Leaving out the pictures, please retype each record exactly.

** DATASET RECORDS **
* Begin *
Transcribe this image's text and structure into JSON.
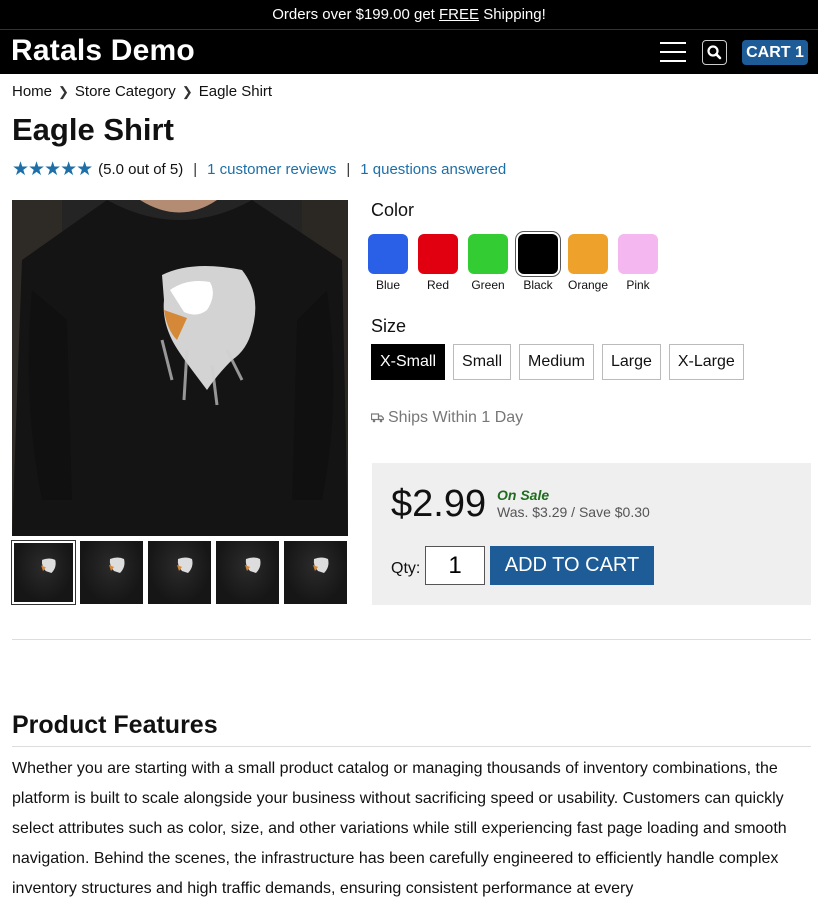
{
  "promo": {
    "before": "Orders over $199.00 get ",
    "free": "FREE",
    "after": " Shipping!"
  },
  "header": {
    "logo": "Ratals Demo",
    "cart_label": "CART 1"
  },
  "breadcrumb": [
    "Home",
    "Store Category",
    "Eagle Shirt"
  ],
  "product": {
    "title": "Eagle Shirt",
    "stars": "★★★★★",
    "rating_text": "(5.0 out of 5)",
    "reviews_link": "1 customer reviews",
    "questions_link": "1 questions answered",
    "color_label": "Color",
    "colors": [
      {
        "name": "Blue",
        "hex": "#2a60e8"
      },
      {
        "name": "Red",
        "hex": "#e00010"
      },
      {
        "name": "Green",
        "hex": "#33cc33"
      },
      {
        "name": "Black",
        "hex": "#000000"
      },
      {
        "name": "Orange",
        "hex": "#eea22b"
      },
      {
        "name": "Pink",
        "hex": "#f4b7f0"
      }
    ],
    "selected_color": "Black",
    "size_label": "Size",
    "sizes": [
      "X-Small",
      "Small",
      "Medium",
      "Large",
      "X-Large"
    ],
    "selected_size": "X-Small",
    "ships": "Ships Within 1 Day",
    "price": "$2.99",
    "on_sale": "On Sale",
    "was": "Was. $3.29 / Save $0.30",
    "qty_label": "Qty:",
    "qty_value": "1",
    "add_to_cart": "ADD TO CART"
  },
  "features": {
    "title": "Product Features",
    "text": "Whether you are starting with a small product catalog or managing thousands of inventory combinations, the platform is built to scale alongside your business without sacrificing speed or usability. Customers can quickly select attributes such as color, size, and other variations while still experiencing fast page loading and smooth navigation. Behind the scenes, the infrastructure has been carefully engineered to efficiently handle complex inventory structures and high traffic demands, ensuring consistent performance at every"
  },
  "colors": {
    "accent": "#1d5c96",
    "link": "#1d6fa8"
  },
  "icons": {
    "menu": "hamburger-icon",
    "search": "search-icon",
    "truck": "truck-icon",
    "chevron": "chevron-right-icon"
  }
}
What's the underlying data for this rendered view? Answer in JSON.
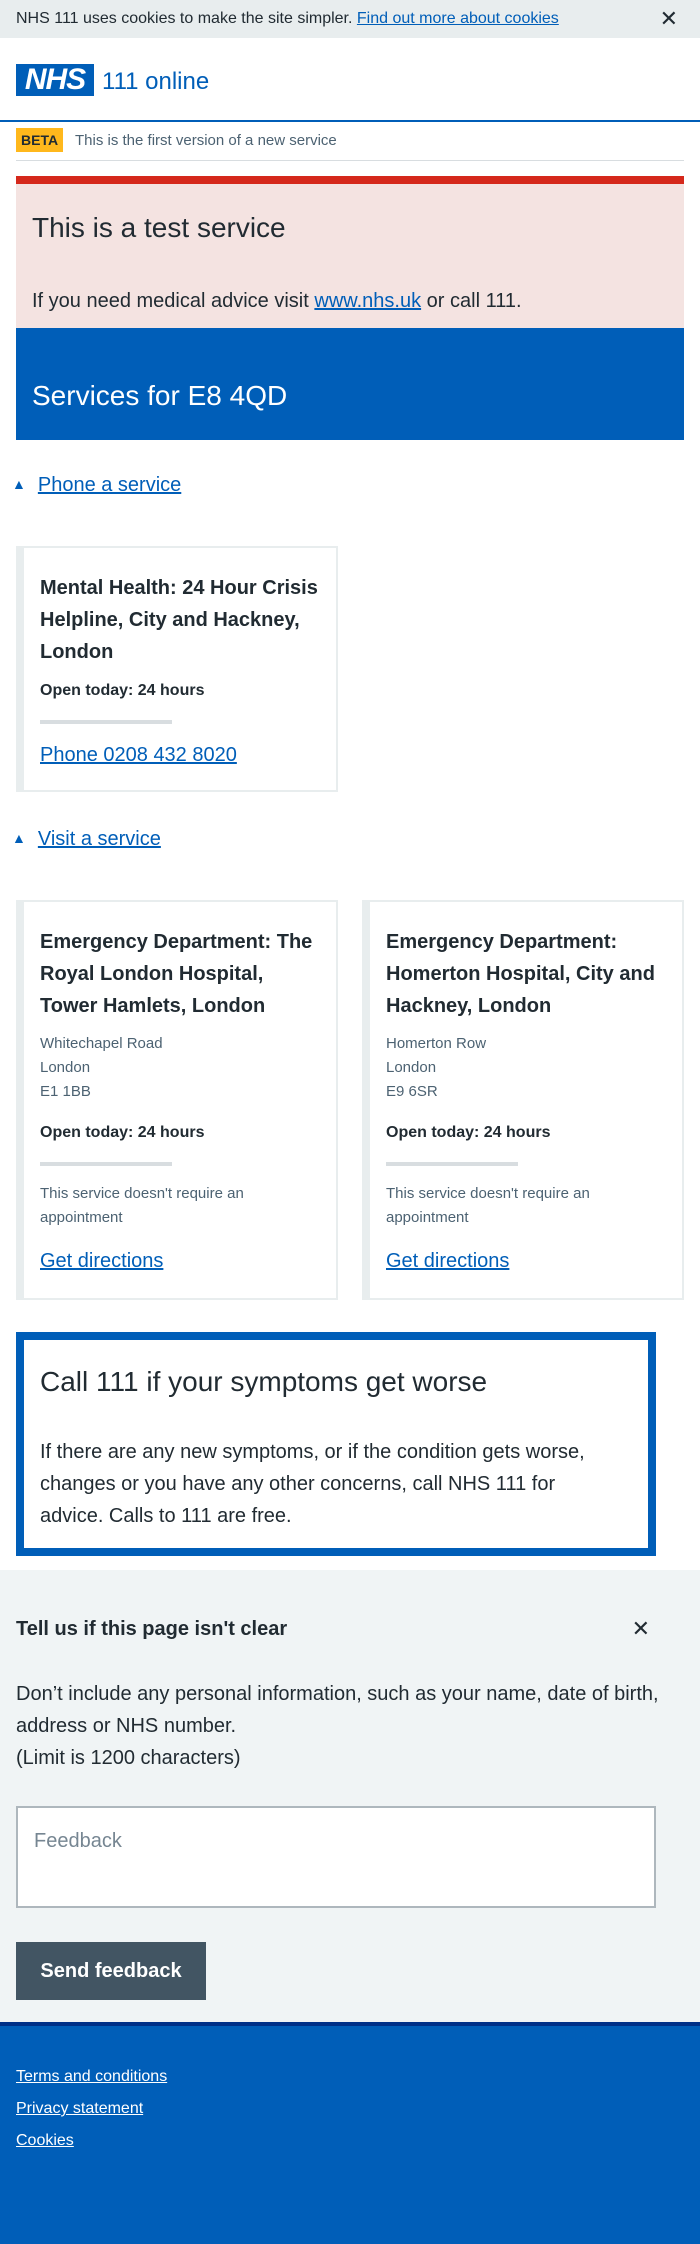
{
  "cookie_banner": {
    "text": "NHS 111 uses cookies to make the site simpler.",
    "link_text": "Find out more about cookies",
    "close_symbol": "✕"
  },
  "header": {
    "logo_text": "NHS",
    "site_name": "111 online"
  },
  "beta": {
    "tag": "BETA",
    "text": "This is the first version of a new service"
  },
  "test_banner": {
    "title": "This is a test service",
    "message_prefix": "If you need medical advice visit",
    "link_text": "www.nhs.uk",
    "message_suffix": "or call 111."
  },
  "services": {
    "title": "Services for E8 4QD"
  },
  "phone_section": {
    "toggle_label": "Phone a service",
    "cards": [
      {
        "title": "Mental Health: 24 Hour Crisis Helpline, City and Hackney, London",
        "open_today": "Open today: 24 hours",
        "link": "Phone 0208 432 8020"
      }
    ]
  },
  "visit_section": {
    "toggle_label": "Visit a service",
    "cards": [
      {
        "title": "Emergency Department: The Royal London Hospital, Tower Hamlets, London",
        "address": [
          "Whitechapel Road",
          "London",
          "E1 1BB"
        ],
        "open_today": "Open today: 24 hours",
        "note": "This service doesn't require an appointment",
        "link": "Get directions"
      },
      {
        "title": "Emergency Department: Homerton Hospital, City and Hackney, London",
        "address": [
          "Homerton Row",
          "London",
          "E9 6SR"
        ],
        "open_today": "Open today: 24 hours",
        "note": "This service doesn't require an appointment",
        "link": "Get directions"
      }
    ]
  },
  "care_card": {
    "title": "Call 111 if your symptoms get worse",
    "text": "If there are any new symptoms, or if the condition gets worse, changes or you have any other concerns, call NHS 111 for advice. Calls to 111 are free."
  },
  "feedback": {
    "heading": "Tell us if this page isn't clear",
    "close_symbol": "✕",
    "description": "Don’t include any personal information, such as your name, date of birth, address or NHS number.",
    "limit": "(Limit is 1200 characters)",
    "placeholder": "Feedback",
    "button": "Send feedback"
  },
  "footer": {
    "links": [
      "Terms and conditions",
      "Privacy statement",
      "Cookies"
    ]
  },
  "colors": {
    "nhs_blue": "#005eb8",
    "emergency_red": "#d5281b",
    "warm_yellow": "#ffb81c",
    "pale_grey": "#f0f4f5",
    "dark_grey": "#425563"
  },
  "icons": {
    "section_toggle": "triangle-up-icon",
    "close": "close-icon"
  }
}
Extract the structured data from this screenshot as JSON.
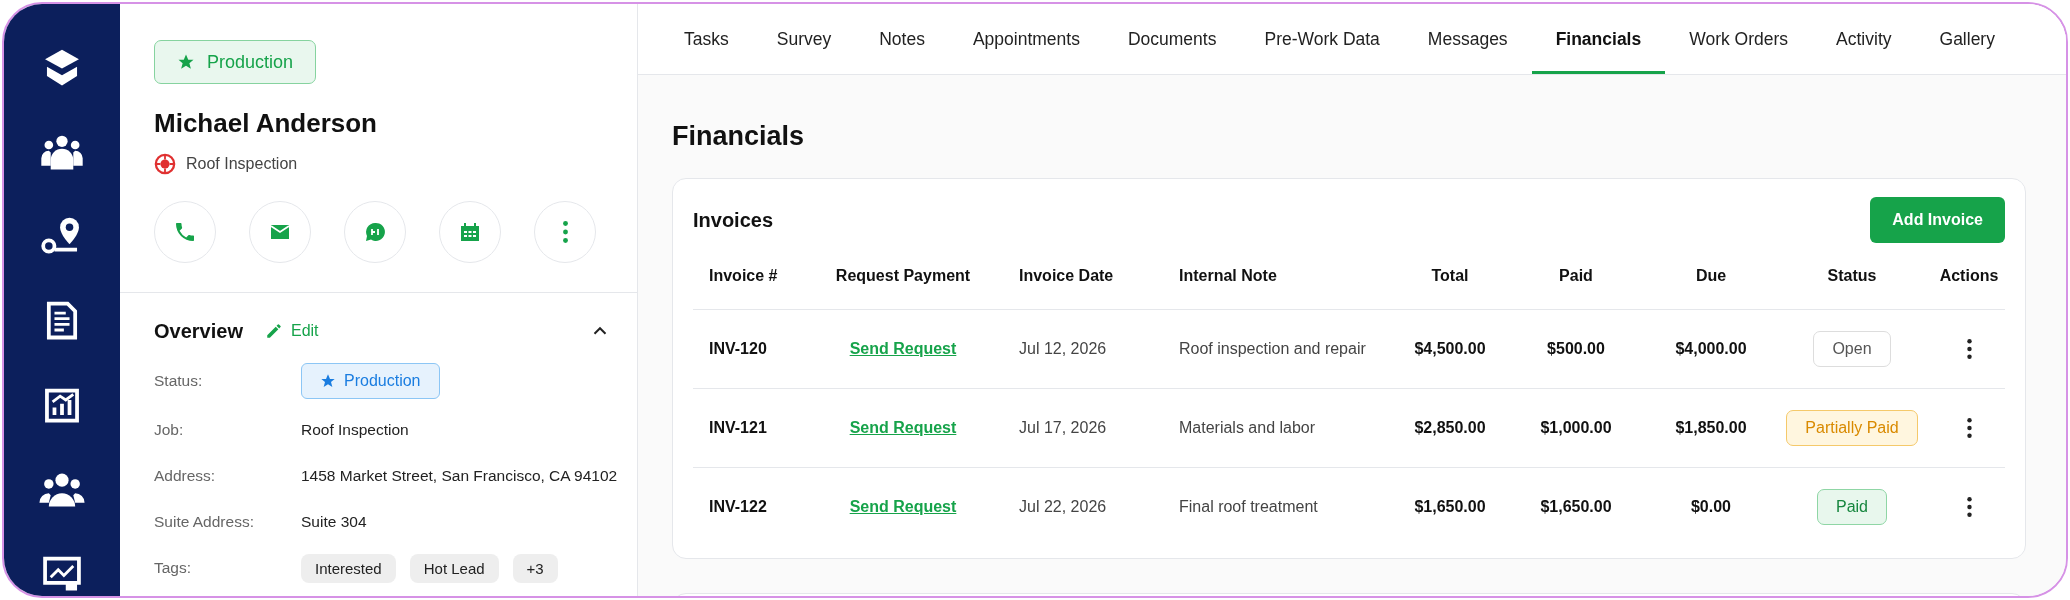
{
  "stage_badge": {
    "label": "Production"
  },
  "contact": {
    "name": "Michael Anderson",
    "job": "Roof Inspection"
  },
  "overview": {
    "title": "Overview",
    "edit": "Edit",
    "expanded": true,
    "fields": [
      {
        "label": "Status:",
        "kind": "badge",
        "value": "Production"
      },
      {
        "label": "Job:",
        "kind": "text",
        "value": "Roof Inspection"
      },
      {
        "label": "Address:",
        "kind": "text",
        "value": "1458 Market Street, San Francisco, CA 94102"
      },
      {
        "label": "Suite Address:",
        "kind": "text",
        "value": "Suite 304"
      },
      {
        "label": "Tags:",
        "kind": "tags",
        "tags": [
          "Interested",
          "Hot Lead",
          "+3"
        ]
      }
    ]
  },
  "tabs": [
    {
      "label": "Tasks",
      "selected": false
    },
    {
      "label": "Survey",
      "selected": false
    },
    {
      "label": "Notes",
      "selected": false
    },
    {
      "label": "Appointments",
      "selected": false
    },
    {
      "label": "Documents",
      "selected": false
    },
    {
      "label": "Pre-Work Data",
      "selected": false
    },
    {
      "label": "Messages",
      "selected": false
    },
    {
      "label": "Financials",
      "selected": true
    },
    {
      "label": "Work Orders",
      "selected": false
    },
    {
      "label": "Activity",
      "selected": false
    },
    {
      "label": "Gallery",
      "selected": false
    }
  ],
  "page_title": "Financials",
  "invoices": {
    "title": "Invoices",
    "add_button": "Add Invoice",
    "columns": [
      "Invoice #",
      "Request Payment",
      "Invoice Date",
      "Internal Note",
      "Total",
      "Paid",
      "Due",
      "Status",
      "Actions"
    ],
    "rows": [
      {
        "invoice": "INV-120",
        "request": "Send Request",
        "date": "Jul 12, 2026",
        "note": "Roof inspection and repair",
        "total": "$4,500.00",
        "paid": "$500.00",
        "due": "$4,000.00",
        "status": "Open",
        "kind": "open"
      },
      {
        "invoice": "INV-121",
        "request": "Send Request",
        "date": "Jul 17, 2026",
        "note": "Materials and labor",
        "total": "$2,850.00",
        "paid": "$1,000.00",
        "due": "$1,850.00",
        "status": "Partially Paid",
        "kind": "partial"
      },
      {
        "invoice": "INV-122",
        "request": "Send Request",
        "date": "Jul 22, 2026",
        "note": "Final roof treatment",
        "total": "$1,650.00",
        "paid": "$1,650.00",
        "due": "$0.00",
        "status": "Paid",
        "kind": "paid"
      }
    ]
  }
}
* End *
** ANSWER TO THIS EXERCISE **
Transcribe this image's text and structure into JSON.
{
  "promo": {
    "before": "Orders over $199.00 get ",
    "free": "FREE",
    "after": " Shipping!"
  },
  "header": {
    "logo": "Ratals Demo",
    "cart_label": "CART 1"
  },
  "breadcrumb": [
    "Home",
    "Store Category",
    "Eagle Shirt"
  ],
  "product": {
    "title": "Eagle Shirt",
    "stars": "★★★★★",
    "rating_text": "(5.0 out of 5)",
    "reviews_link": "1 customer reviews",
    "questions_link": "1 questions answered",
    "color_label": "Color",
    "colors": [
      {
        "name": "Blue",
        "hex": "#2a60e8"
      },
      {
        "name": "Red",
        "hex": "#e00010"
      },
      {
        "name": "Green",
        "hex": "#33cc33"
      },
      {
        "name": "Black",
        "hex": "#000000"
      },
      {
        "name": "Orange",
        "hex": "#eea22b"
      },
      {
        "name": "Pink",
        "hex": "#f4b7f0"
      }
    ],
    "selected_color": "Black",
    "size_label": "Size",
    "sizes": [
      "X-Small",
      "Small",
      "Medium",
      "Large",
      "X-Large"
    ],
    "selected_size": "X-Small",
    "ships": "Ships Within 1 Day",
    "price": "$2.99",
    "on_sale": "On Sale",
    "was": "Was. $3.29 / Save $0.30",
    "qty_label": "Qty:",
    "qty_value": "1",
    "add_to_cart": "ADD TO CART"
  },
  "features": {
    "title": "Product Features",
    "text": "Whether you are starting with a small product catalog or managing thousands of inventory combinations, the platform is built to scale alongside your business without sacrificing speed or usability. Customers can quickly select attributes such as color, size, and other variations while still experiencing fast page loading and smooth navigation. Behind the scenes, the infrastructure has been carefully engineered to efficiently handle complex inventory structures and high traffic demands, ensuring consistent performance at every"
  },
  "colors": {
    "accent": "#1d5c96",
    "link": "#1d6fa8"
  },
  "icons": {
    "menu": "hamburger-icon",
    "search": "search-icon",
    "truck": "truck-icon",
    "chevron": "chevron-right-icon"
  }
}
What's the underlying data for this rendered view? Answer in JSON.
{
  "cookie_banner": {
    "text": "NHS 111 uses cookies to make the site simpler.",
    "link_text": "Find out more about cookies",
    "close_symbol": "✕"
  },
  "header": {
    "logo_text": "NHS",
    "site_name": "111 online"
  },
  "beta": {
    "tag": "BETA",
    "text": "This is the first version of a new service"
  },
  "test_banner": {
    "title": "This is a test service",
    "message_prefix": "If you need medical advice visit",
    "link_text": "www.nhs.uk",
    "message_suffix": "or call 111."
  },
  "services": {
    "title": "Services for E8 4QD"
  },
  "phone_section": {
    "toggle_label": "Phone a service",
    "cards": [
      {
        "title": "Mental Health: 24 Hour Crisis Helpline, City and Hackney, London",
        "open_today": "Open today: 24 hours",
        "link": "Phone 0208 432 8020"
      }
    ]
  },
  "visit_section": {
    "toggle_label": "Visit a service",
    "cards": [
      {
        "title": "Emergency Department: The Royal London Hospital, Tower Hamlets, London",
        "address": [
          "Whitechapel Road",
          "London",
          "E1 1BB"
        ],
        "open_today": "Open today: 24 hours",
        "note": "This service doesn't require an appointment",
        "link": "Get directions"
      },
      {
        "title": "Emergency Department: Homerton Hospital, City and Hackney, London",
        "address": [
          "Homerton Row",
          "London",
          "E9 6SR"
        ],
        "open_today": "Open today: 24 hours",
        "note": "This service doesn't require an appointment",
        "link": "Get directions"
      }
    ]
  },
  "care_card": {
    "title": "Call 111 if your symptoms get worse",
    "text": "If there are any new symptoms, or if the condition gets worse, changes or you have any other concerns, call NHS 111 for advice. Calls to 111 are free."
  },
  "feedback": {
    "heading": "Tell us if this page isn't clear",
    "close_symbol": "✕",
    "description": "Don’t include any personal information, such as your name, date of birth, address or NHS number.",
    "limit": "(Limit is 1200 characters)",
    "placeholder": "Feedback",
    "button": "Send feedback"
  },
  "footer": {
    "links": [
      "Terms and conditions",
      "Privacy statement",
      "Cookies"
    ]
  },
  "colors": {
    "nhs_blue": "#005eb8",
    "emergency_red": "#d5281b",
    "warm_yellow": "#ffb81c",
    "pale_grey": "#f0f4f5",
    "dark_grey": "#425563"
  },
  "icons": {
    "section_toggle": "triangle-up-icon",
    "close": "close-icon"
  }
}
Extract the structured data from this screenshot as JSON.
{
  "stage_badge": {
    "label": "Production"
  },
  "contact": {
    "name": "Michael Anderson",
    "job": "Roof Inspection"
  },
  "overview": {
    "title": "Overview",
    "edit": "Edit",
    "expanded": true,
    "fields": [
      {
        "label": "Status:",
        "kind": "badge",
        "value": "Production"
      },
      {
        "label": "Job:",
        "kind": "text",
        "value": "Roof Inspection"
      },
      {
        "label": "Address:",
        "kind": "text",
        "value": "1458 Market Street, San Francisco, CA 94102"
      },
      {
        "label": "Suite Address:",
        "kind": "text",
        "value": "Suite 304"
      },
      {
        "label": "Tags:",
        "kind": "tags",
        "tags": [
          "Interested",
          "Hot Lead",
          "+3"
        ]
      }
    ]
  },
  "tabs": [
    {
      "label": "Tasks",
      "selected": false
    },
    {
      "label": "Survey",
      "selected": false
    },
    {
      "label": "Notes",
      "selected": false
    },
    {
      "label": "Appointments",
      "selected": false
    },
    {
      "label": "Documents",
      "selected": false
    },
    {
      "label": "Pre-Work Data",
      "selected": false
    },
    {
      "label": "Messages",
      "selected": false
    },
    {
      "label": "Financials",
      "selected": true
    },
    {
      "label": "Work Orders",
      "selected": false
    },
    {
      "label": "Activity",
      "selected": false
    },
    {
      "label": "Gallery",
      "selected": false
    }
  ],
  "page_title": "Financials",
  "invoices": {
    "title": "Invoices",
    "add_button": "Add Invoice",
    "columns": [
      "Invoice #",
      "Request Payment",
      "Invoice Date",
      "Internal Note",
      "Total",
      "Paid",
      "Due",
      "Status",
      "Actions"
    ],
    "rows": [
      {
        "invoice": "INV-120",
        "request": "Send Request",
        "date": "Jul 12, 2026",
        "note": "Roof inspection and repair",
        "total": "$4,500.00",
        "paid": "$500.00",
        "due": "$4,000.00",
        "status": "Open",
        "kind": "open"
      },
      {
        "invoice": "INV-121",
        "request": "Send Request",
        "date": "Jul 17, 2026",
        "note": "Materials and labor",
        "total": "$2,850.00",
        "paid": "$1,000.00",
        "due": "$1,850.00",
        "status": "Partially Paid",
        "kind": "partial"
      },
      {
        "invoice": "INV-122",
        "request": "Send Request",
        "date": "Jul 22, 2026",
        "note": "Final roof treatment",
        "total": "$1,650.00",
        "paid": "$1,650.00",
        "due": "$0.00",
        "status": "Paid",
        "kind": "paid"
      }
    ]
  }
}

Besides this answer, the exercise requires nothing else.